## WRITTEN PROBLEM
Your task is to reproduce the entries below word for word.

## DATA RECORDS
|---|
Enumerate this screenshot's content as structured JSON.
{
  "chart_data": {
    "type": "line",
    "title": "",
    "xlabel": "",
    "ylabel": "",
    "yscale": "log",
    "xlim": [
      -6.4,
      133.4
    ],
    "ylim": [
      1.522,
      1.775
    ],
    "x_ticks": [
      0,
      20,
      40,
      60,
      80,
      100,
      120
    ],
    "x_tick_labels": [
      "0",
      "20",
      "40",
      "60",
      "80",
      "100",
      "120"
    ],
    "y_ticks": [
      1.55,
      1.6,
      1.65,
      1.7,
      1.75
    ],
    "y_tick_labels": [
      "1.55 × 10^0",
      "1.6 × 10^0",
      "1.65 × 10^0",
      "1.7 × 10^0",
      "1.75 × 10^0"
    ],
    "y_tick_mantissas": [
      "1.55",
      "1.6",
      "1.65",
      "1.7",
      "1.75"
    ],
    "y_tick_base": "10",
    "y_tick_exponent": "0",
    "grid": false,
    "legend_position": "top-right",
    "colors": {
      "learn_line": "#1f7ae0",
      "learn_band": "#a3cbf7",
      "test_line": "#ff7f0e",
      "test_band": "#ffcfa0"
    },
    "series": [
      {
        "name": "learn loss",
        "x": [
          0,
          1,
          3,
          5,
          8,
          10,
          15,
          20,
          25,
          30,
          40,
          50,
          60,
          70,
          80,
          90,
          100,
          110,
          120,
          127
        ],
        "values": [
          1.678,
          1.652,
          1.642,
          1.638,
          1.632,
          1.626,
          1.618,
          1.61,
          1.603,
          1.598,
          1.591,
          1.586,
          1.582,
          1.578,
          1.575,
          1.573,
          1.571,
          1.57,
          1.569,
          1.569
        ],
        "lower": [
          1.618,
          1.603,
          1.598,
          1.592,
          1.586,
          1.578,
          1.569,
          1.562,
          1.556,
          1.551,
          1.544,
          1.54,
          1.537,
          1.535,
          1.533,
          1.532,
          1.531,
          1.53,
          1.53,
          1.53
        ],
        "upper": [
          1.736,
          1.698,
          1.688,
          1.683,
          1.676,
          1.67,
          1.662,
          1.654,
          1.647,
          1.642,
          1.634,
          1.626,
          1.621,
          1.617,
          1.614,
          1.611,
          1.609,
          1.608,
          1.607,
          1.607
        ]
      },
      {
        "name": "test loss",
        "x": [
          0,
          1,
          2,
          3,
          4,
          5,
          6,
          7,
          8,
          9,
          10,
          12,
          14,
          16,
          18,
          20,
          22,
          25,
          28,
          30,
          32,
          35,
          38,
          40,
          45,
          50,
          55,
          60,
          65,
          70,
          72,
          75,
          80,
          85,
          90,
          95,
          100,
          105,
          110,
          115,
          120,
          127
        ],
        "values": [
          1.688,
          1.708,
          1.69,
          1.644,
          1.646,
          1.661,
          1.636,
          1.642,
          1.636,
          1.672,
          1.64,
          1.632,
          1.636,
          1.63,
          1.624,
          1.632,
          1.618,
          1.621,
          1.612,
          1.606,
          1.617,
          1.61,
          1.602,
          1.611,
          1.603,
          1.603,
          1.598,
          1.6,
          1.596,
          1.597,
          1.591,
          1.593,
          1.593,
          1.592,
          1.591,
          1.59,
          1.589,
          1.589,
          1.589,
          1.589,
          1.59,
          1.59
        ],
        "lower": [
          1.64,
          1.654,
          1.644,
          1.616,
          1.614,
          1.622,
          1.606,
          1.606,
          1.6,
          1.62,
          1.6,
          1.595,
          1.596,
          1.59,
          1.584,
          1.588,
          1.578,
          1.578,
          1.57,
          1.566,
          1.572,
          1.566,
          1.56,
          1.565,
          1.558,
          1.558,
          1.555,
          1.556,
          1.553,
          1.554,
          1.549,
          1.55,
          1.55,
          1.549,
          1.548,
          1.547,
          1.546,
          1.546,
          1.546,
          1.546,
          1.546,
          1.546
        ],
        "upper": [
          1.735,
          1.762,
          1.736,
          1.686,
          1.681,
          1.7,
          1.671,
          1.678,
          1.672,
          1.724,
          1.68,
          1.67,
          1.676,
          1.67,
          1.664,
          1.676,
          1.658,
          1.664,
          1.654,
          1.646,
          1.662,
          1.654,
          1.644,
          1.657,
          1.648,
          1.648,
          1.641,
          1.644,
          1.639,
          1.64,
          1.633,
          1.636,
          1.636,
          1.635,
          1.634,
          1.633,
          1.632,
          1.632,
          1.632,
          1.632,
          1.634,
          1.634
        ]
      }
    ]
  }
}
|---|
## IN RESPONSE
Enumerate this screenshot's content as structured JSON.
{
  "chart_data": {
    "type": "line",
    "title": "",
    "xlabel": "",
    "ylabel": "",
    "yscale": "log",
    "xlim": [
      -6.4,
      133.4
    ],
    "ylim": [
      1.522,
      1.775
    ],
    "x_ticks": [
      0,
      20,
      40,
      60,
      80,
      100,
      120
    ],
    "x_tick_labels": [
      "0",
      "20",
      "40",
      "60",
      "80",
      "100",
      "120"
    ],
    "y_ticks": [
      1.55,
      1.6,
      1.65,
      1.7,
      1.75
    ],
    "y_tick_labels": [
      "1.55 × 10^0",
      "1.6 × 10^0",
      "1.65 × 10^0",
      "1.7 × 10^0",
      "1.75 × 10^0"
    ],
    "y_tick_mantissas": [
      "1.55",
      "1.6",
      "1.65",
      "1.7",
      "1.75"
    ],
    "y_tick_base": "10",
    "y_tick_exponent": "0",
    "grid": false,
    "legend_position": "top-right",
    "colors": {
      "learn_line": "#1f7ae0",
      "learn_band": "#a3cbf7",
      "test_line": "#ff7f0e",
      "test_band": "#ffcfa0"
    },
    "series": [
      {
        "name": "learn loss",
        "x": [
          0,
          1,
          3,
          5,
          8,
          10,
          15,
          20,
          25,
          30,
          40,
          50,
          60,
          70,
          80,
          90,
          100,
          110,
          120,
          127
        ],
        "values": [
          1.678,
          1.652,
          1.642,
          1.638,
          1.632,
          1.626,
          1.618,
          1.61,
          1.603,
          1.598,
          1.591,
          1.586,
          1.582,
          1.578,
          1.575,
          1.573,
          1.571,
          1.57,
          1.569,
          1.569
        ],
        "lower": [
          1.618,
          1.603,
          1.598,
          1.592,
          1.586,
          1.578,
          1.569,
          1.562,
          1.556,
          1.551,
          1.544,
          1.54,
          1.537,
          1.535,
          1.533,
          1.532,
          1.531,
          1.53,
          1.53,
          1.53
        ],
        "upper": [
          1.736,
          1.698,
          1.688,
          1.683,
          1.676,
          1.67,
          1.662,
          1.654,
          1.647,
          1.642,
          1.634,
          1.626,
          1.621,
          1.617,
          1.614,
          1.611,
          1.609,
          1.608,
          1.607,
          1.607
        ]
      },
      {
        "name": "test loss",
        "x": [
          0,
          1,
          2,
          3,
          4,
          5,
          6,
          7,
          8,
          9,
          10,
          12,
          14,
          16,
          18,
          20,
          22,
          25,
          28,
          30,
          32,
          35,
          38,
          40,
          45,
          50,
          55,
          60,
          65,
          70,
          72,
          75,
          80,
          85,
          90,
          95,
          100,
          105,
          110,
          115,
          120,
          127
        ],
        "values": [
          1.688,
          1.708,
          1.69,
          1.644,
          1.646,
          1.661,
          1.636,
          1.642,
          1.636,
          1.672,
          1.64,
          1.632,
          1.636,
          1.63,
          1.624,
          1.632,
          1.618,
          1.621,
          1.612,
          1.606,
          1.617,
          1.61,
          1.602,
          1.611,
          1.603,
          1.603,
          1.598,
          1.6,
          1.596,
          1.597,
          1.591,
          1.593,
          1.593,
          1.592,
          1.591,
          1.59,
          1.589,
          1.589,
          1.589,
          1.589,
          1.59,
          1.59
        ],
        "lower": [
          1.64,
          1.654,
          1.644,
          1.616,
          1.614,
          1.622,
          1.606,
          1.606,
          1.6,
          1.62,
          1.6,
          1.595,
          1.596,
          1.59,
          1.584,
          1.588,
          1.578,
          1.578,
          1.57,
          1.566,
          1.572,
          1.566,
          1.56,
          1.565,
          1.558,
          1.558,
          1.555,
          1.556,
          1.553,
          1.554,
          1.549,
          1.55,
          1.55,
          1.549,
          1.548,
          1.547,
          1.546,
          1.546,
          1.546,
          1.546,
          1.546,
          1.546
        ],
        "upper": [
          1.735,
          1.762,
          1.736,
          1.686,
          1.681,
          1.7,
          1.671,
          1.678,
          1.672,
          1.724,
          1.68,
          1.67,
          1.676,
          1.67,
          1.664,
          1.676,
          1.658,
          1.664,
          1.654,
          1.646,
          1.662,
          1.654,
          1.644,
          1.657,
          1.648,
          1.648,
          1.641,
          1.644,
          1.639,
          1.64,
          1.633,
          1.636,
          1.636,
          1.635,
          1.634,
          1.633,
          1.632,
          1.632,
          1.632,
          1.632,
          1.634,
          1.634
        ]
      }
    ]
  }
}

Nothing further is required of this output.